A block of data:
-------------------------

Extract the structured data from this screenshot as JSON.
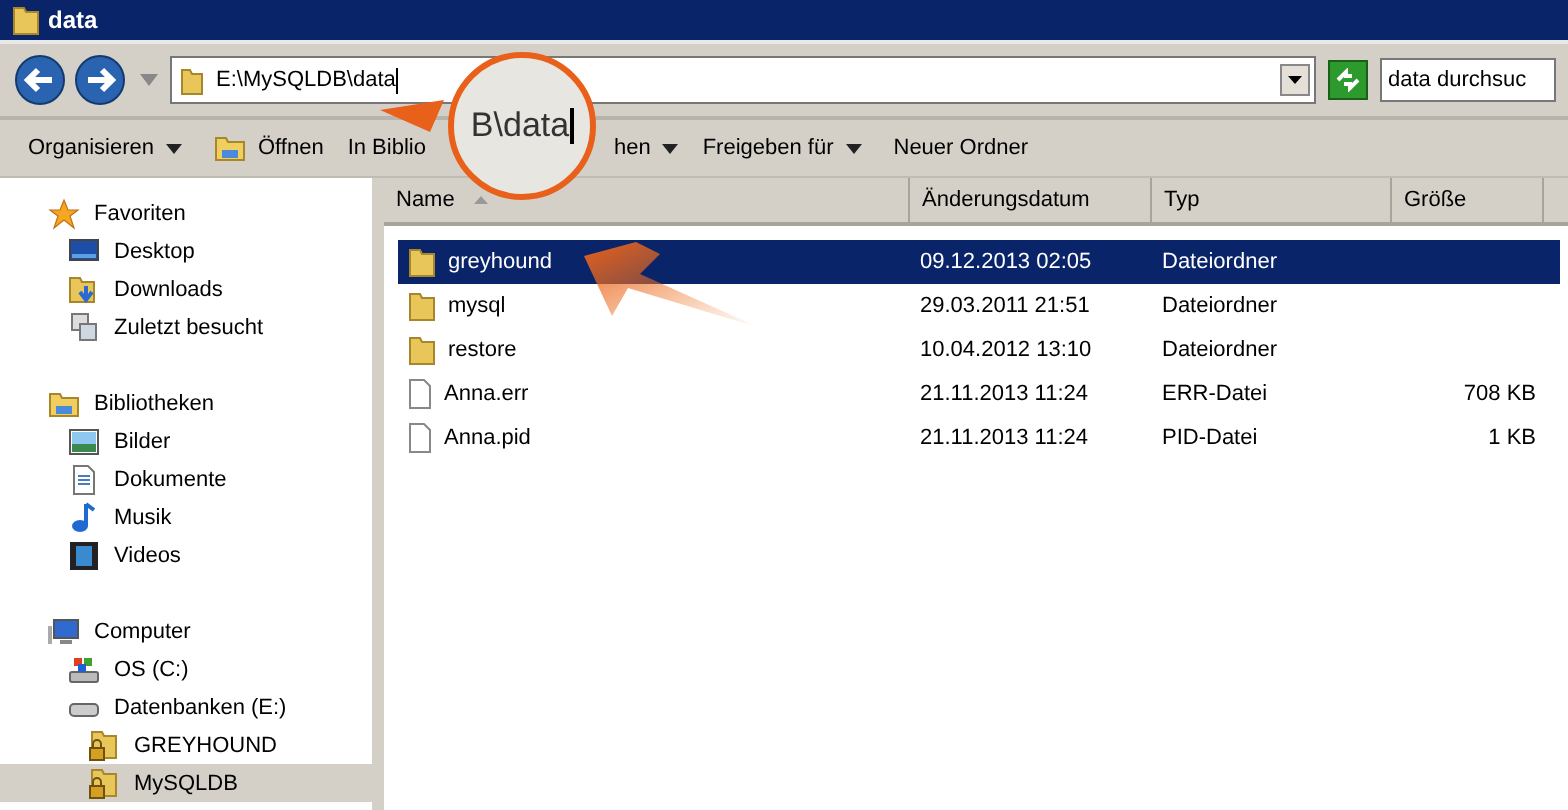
{
  "window": {
    "title": "data"
  },
  "address": {
    "path": "E:\\MySQLDB\\data",
    "search_placeholder": "data durchsuc"
  },
  "magnifier": {
    "text": "B\\data"
  },
  "toolbar": [
    {
      "label": "Organisieren",
      "kind": "menu"
    },
    {
      "label": "Öffnen",
      "kind": "open"
    },
    {
      "label": "In Biblio",
      "label_end": "hen",
      "kind": "split-menu"
    },
    {
      "label": "Freigeben für",
      "kind": "menu"
    },
    {
      "label": "Neuer Ordner",
      "kind": "plain"
    }
  ],
  "sidebar": {
    "groups": [
      {
        "label": "Favoriten",
        "kind": "star",
        "children": [
          {
            "label": "Desktop",
            "kind": "desktop",
            "selected": false
          },
          {
            "label": "Downloads",
            "kind": "download",
            "selected": false
          },
          {
            "label": "Zuletzt besucht",
            "kind": "recent",
            "selected": false
          }
        ]
      },
      {
        "label": "Bibliotheken",
        "kind": "library",
        "children": [
          {
            "label": "Bilder",
            "kind": "pictures",
            "selected": false
          },
          {
            "label": "Dokumente",
            "kind": "document",
            "selected": false
          },
          {
            "label": "Musik",
            "kind": "music",
            "selected": false
          },
          {
            "label": "Videos",
            "kind": "video",
            "selected": false
          }
        ]
      },
      {
        "label": "Computer",
        "kind": "computer",
        "children": [
          {
            "label": "OS (C:)",
            "kind": "os-drive",
            "selected": false
          },
          {
            "label": "Datenbanken (E:)",
            "kind": "drive",
            "selected": false,
            "children": [
              {
                "label": "GREYHOUND",
                "kind": "locked-folder",
                "selected": false
              },
              {
                "label": "MySQLDB",
                "kind": "locked-folder",
                "selected": true
              }
            ]
          }
        ]
      }
    ]
  },
  "table": {
    "columns": [
      {
        "label": "Name",
        "sorted": true
      },
      {
        "label": "Änderungsdatum",
        "sorted": false
      },
      {
        "label": "Typ",
        "sorted": false
      },
      {
        "label": "Größe",
        "sorted": false
      }
    ],
    "rows": [
      {
        "name": "greyhound",
        "date": "09.12.2013 02:05",
        "type": "Dateiordner",
        "kind": "folder",
        "selected": true
      },
      {
        "name": "mysql",
        "date": "29.03.2011 21:51",
        "type": "Dateiordner",
        "kind": "folder",
        "selected": false
      },
      {
        "name": "restore",
        "date": "10.04.2012 13:10",
        "type": "Dateiordner",
        "kind": "folder",
        "selected": false
      },
      {
        "name": "Anna.err",
        "date": "21.11.2013 11:24",
        "type": "ERR-Datei",
        "size": "708 KB",
        "kind": "file",
        "selected": false
      },
      {
        "name": "Anna.pid",
        "date": "21.11.2013 11:24",
        "type": "PID-Datei",
        "size": "1 KB",
        "kind": "file",
        "selected": false
      }
    ]
  }
}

-------------------------

## Set task
Report the number of lines holding the string "true", without any other words.

## Response
3